__Aim of the task__:
Wherever the word "data" appears in a line, extract that line.

__Task material__:
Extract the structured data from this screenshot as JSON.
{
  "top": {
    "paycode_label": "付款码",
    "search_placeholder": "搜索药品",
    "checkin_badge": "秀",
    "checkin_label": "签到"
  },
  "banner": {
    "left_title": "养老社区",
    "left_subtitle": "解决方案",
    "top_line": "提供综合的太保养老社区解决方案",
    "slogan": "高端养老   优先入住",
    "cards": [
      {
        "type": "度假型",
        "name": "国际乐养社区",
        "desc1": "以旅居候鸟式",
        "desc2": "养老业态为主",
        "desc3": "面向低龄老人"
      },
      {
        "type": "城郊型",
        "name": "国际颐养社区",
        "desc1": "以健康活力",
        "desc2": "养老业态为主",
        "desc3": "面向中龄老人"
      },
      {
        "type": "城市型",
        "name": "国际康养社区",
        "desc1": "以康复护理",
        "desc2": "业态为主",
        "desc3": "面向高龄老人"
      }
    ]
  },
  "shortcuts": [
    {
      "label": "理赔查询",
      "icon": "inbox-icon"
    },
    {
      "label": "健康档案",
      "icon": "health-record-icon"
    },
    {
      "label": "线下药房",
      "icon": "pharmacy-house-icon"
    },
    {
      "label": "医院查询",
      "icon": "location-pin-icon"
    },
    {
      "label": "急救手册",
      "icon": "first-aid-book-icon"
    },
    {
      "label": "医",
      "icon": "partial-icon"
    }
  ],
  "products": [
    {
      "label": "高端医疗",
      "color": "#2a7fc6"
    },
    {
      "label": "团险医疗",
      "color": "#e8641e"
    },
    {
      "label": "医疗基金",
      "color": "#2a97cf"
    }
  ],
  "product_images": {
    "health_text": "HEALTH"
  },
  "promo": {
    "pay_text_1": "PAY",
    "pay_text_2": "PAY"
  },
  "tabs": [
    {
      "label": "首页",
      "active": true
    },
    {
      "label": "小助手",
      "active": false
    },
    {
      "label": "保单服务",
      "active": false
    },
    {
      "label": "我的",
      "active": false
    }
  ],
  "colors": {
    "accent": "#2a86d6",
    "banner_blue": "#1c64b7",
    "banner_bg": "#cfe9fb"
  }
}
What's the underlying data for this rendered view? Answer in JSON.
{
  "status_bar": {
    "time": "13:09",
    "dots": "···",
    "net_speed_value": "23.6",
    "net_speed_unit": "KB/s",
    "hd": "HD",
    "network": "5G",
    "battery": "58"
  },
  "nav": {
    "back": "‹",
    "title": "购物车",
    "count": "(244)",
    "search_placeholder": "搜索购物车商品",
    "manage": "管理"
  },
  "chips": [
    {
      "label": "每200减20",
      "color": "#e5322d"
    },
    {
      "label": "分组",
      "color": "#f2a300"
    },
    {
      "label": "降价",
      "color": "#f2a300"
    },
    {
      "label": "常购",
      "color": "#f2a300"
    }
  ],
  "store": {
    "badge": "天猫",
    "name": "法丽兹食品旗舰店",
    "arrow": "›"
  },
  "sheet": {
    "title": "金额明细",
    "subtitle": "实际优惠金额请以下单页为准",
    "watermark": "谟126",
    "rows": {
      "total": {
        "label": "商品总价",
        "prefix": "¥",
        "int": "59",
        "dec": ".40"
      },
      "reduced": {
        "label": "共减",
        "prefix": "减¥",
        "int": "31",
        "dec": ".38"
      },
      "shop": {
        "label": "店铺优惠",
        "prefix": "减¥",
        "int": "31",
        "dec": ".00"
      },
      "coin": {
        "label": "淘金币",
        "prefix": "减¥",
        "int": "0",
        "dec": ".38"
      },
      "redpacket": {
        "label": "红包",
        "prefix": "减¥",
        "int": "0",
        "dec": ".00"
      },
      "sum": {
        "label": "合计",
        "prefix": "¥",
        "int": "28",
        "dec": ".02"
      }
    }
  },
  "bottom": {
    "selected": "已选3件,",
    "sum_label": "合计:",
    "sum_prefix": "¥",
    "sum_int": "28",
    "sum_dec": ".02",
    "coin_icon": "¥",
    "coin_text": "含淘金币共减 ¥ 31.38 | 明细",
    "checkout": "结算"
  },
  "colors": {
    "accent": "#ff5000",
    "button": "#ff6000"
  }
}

__Solved problem__:
Extract the structured data from this screenshot as JSON.
What's the underlying data for this rendered view? Answer in JSON.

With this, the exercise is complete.